Exercise prompt: Output the data exactly, with every line intact.

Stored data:
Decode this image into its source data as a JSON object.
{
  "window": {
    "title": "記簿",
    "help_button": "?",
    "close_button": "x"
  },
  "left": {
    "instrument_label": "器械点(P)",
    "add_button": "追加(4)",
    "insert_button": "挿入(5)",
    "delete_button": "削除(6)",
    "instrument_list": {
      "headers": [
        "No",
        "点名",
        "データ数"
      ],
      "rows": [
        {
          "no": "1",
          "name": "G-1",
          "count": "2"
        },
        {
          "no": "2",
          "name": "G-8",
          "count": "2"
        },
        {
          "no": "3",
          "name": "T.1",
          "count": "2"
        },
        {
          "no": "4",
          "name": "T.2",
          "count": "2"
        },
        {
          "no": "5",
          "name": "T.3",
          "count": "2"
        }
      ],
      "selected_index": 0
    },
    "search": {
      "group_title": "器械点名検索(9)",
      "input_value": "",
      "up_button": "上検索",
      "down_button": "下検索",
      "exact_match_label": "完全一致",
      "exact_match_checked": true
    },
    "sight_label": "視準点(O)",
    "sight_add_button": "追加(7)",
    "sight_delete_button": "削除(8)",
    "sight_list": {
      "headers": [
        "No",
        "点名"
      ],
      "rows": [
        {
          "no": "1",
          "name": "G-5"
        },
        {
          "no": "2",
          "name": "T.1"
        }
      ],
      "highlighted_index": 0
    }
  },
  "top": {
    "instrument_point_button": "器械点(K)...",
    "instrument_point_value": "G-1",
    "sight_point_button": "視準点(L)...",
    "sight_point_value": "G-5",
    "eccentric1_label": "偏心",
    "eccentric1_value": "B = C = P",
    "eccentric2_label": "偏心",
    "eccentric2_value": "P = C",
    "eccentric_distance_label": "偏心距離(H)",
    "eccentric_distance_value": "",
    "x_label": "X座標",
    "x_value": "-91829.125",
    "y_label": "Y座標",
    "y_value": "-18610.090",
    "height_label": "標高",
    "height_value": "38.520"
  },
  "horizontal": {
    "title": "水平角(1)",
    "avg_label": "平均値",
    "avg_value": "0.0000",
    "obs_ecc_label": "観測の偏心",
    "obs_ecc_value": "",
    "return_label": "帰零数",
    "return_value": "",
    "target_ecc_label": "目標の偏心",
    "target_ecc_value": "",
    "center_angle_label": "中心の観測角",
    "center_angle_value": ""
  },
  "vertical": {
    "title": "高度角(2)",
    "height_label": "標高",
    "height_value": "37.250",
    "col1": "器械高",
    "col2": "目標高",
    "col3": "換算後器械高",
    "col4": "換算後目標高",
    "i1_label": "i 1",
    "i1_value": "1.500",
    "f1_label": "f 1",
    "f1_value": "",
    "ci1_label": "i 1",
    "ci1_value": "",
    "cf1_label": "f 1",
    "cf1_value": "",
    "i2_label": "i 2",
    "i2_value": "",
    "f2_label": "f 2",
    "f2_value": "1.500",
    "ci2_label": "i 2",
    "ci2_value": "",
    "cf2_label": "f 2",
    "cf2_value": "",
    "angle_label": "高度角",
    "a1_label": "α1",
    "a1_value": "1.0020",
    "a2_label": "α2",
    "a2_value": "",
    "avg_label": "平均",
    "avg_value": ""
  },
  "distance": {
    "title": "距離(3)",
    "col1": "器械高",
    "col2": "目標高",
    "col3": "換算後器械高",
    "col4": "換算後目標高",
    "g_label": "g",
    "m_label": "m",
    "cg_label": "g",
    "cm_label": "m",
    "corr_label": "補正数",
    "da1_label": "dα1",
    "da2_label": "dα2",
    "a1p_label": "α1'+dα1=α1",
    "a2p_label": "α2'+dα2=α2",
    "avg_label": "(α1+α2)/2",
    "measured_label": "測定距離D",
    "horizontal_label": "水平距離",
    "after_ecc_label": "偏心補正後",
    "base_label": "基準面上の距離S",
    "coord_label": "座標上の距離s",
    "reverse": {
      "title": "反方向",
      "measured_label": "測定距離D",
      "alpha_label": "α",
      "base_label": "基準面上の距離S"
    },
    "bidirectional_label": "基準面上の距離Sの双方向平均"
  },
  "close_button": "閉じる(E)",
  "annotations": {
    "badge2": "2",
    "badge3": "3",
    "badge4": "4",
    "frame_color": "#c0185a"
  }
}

Solved exercise:
Decode this image into its source data as a JSON object.
{
  "window": {
    "title": "記簿",
    "help_button": "?",
    "close_button": "x"
  },
  "left": {
    "instrument_label": "器械点(P)",
    "add_button": "追加(4)",
    "insert_button": "挿入(5)",
    "delete_button": "削除(6)",
    "instrument_list": {
      "headers": [
        "No",
        "点名",
        "データ数"
      ],
      "rows": [
        {
          "no": "1",
          "name": "G-1",
          "count": "2"
        },
        {
          "no": "2",
          "name": "G-8",
          "count": "2"
        },
        {
          "no": "3",
          "name": "T.1",
          "count": "2"
        },
        {
          "no": "4",
          "name": "T.2",
          "count": "2"
        },
        {
          "no": "5",
          "name": "T.3",
          "count": "2"
        }
      ],
      "selected_index": 0
    },
    "search": {
      "group_title": "器械点名検索(9)",
      "input_value": "",
      "up_button": "上検索",
      "down_button": "下検索",
      "exact_match_label": "完全一致",
      "exact_match_checked": true
    },
    "sight_label": "視準点(O)",
    "sight_add_button": "追加(7)",
    "sight_delete_button": "削除(8)",
    "sight_list": {
      "headers": [
        "No",
        "点名"
      ],
      "rows": [
        {
          "no": "1",
          "name": "G-5"
        },
        {
          "no": "2",
          "name": "T.1"
        }
      ],
      "highlighted_index": 0
    }
  },
  "top": {
    "instrument_point_button": "器械点(K)...",
    "instrument_point_value": "G-1",
    "sight_point_button": "視準点(L)...",
    "sight_point_value": "G-5",
    "eccentric1_label": "偏心",
    "eccentric1_value": "B = C = P",
    "eccentric2_label": "偏心",
    "eccentric2_value": "P = C",
    "eccentric_distance_label": "偏心距離(H)",
    "eccentric_distance_value": "",
    "x_label": "X座標",
    "x_value": "-91829.125",
    "y_label": "Y座標",
    "y_value": "-18610.090",
    "height_label": "標高",
    "height_value": "38.520"
  },
  "horizontal": {
    "title": "水平角(1)",
    "avg_label": "平均値",
    "avg_value": "0.0000",
    "obs_ecc_label": "観測の偏心",
    "obs_ecc_value": "",
    "return_label": "帰零数",
    "return_value": "",
    "target_ecc_label": "目標の偏心",
    "target_ecc_value": "",
    "center_angle_label": "中心の観測角",
    "center_angle_value": ""
  },
  "vertical": {
    "title": "高度角(2)",
    "height_label": "標高",
    "height_value": "37.250",
    "col1": "器械高",
    "col2": "目標高",
    "col3": "換算後器械高",
    "col4": "換算後目標高",
    "i1_label": "i 1",
    "i1_value": "1.500",
    "f1_label": "f 1",
    "f1_value": "",
    "ci1_label": "i 1",
    "ci1_value": "",
    "cf1_label": "f 1",
    "cf1_value": "",
    "i2_label": "i 2",
    "i2_value": "",
    "f2_label": "f 2",
    "f2_value": "1.500",
    "ci2_label": "i 2",
    "ci2_value": "",
    "cf2_label": "f 2",
    "cf2_value": "",
    "angle_label": "高度角",
    "a1_label": "α1",
    "a1_value": "1.0020",
    "a2_label": "α2",
    "a2_value": "",
    "avg_label": "平均",
    "avg_value": ""
  },
  "distance": {
    "title": "距離(3)",
    "col1": "器械高",
    "col2": "目標高",
    "col3": "換算後器械高",
    "col4": "換算後目標高",
    "g_label": "g",
    "m_label": "m",
    "cg_label": "g",
    "cm_label": "m",
    "corr_label": "補正数",
    "da1_label": "dα1",
    "da2_label": "dα2",
    "a1p_label": "α1'+dα1=α1",
    "a2p_label": "α2'+dα2=α2",
    "avg_label": "(α1+α2)/2",
    "measured_label": "測定距離D",
    "horizontal_label": "水平距離",
    "after_ecc_label": "偏心補正後",
    "base_label": "基準面上の距離S",
    "coord_label": "座標上の距離s",
    "reverse": {
      "title": "反方向",
      "measured_label": "測定距離D",
      "alpha_label": "α",
      "base_label": "基準面上の距離S"
    },
    "bidirectional_label": "基準面上の距離Sの双方向平均"
  },
  "close_button": "閉じる(E)",
  "annotations": {
    "badge2": "2",
    "badge3": "3",
    "badge4": "4",
    "frame_color": "#c0185a"
  }
}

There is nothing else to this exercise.